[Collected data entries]
____

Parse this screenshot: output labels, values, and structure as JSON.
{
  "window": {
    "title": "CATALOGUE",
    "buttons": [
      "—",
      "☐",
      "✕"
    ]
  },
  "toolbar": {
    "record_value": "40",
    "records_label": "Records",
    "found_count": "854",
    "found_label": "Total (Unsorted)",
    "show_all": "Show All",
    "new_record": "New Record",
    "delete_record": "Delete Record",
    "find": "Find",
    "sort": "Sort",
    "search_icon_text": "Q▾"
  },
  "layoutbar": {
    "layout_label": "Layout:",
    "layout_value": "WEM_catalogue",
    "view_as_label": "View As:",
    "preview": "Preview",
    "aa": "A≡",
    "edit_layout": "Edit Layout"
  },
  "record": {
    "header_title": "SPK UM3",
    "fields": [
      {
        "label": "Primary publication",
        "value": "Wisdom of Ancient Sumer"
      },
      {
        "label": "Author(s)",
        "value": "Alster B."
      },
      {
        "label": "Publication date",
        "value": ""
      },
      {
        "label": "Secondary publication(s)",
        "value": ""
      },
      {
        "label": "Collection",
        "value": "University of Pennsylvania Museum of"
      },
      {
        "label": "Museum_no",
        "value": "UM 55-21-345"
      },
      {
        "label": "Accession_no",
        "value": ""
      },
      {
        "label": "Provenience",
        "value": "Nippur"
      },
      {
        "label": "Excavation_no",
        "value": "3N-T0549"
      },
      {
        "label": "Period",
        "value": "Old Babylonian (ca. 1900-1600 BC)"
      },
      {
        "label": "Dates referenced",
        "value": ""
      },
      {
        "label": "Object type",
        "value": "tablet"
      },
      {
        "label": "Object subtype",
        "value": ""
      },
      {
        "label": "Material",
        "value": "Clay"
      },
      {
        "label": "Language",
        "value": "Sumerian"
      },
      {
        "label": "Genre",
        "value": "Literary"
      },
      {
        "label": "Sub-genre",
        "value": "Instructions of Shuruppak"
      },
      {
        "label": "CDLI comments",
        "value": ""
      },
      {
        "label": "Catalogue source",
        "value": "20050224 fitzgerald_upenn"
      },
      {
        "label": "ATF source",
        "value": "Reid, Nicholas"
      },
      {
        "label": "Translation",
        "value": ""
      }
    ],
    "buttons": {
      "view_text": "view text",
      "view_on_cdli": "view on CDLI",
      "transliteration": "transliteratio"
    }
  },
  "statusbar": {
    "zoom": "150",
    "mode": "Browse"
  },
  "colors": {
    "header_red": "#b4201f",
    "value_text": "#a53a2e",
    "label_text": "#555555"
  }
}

____

● What you will do:
Reproduce the records word for word.

● Correct answer:
Parse this screenshot: output labels, values, and structure as JSON.
{
  "window": {
    "title": "CATALOGUE",
    "buttons": [
      "—",
      "☐",
      "✕"
    ]
  },
  "toolbar": {
    "record_value": "40",
    "records_label": "Records",
    "found_count": "854",
    "found_label": "Total (Unsorted)",
    "show_all": "Show All",
    "new_record": "New Record",
    "delete_record": "Delete Record",
    "find": "Find",
    "sort": "Sort",
    "search_icon_text": "Q▾"
  },
  "layoutbar": {
    "layout_label": "Layout:",
    "layout_value": "WEM_catalogue",
    "view_as_label": "View As:",
    "preview": "Preview",
    "aa": "A≡",
    "edit_layout": "Edit Layout"
  },
  "record": {
    "header_title": "SPK UM3",
    "fields": [
      {
        "label": "Primary publication",
        "value": "Wisdom of Ancient Sumer"
      },
      {
        "label": "Author(s)",
        "value": "Alster B."
      },
      {
        "label": "Publication date",
        "value": ""
      },
      {
        "label": "Secondary publication(s)",
        "value": ""
      },
      {
        "label": "Collection",
        "value": "University of Pennsylvania Museum of"
      },
      {
        "label": "Museum_no",
        "value": "UM 55-21-345"
      },
      {
        "label": "Accession_no",
        "value": ""
      },
      {
        "label": "Provenience",
        "value": "Nippur"
      },
      {
        "label": "Excavation_no",
        "value": "3N-T0549"
      },
      {
        "label": "Period",
        "value": "Old Babylonian (ca. 1900-1600 BC)"
      },
      {
        "label": "Dates referenced",
        "value": ""
      },
      {
        "label": "Object type",
        "value": "tablet"
      },
      {
        "label": "Object subtype",
        "value": ""
      },
      {
        "label": "Material",
        "value": "Clay"
      },
      {
        "label": "Language",
        "value": "Sumerian"
      },
      {
        "label": "Genre",
        "value": "Literary"
      },
      {
        "label": "Sub-genre",
        "value": "Instructions of Shuruppak"
      },
      {
        "label": "CDLI comments",
        "value": ""
      },
      {
        "label": "Catalogue source",
        "value": "20050224 fitzgerald_upenn"
      },
      {
        "label": "ATF source",
        "value": "Reid, Nicholas"
      },
      {
        "label": "Translation",
        "value": ""
      }
    ],
    "buttons": {
      "view_text": "view text",
      "view_on_cdli": "view on CDLI",
      "transliteration": "transliteratio"
    }
  },
  "statusbar": {
    "zoom": "150",
    "mode": "Browse"
  },
  "colors": {
    "header_red": "#b4201f",
    "value_text": "#a53a2e",
    "label_text": "#555555"
  }
}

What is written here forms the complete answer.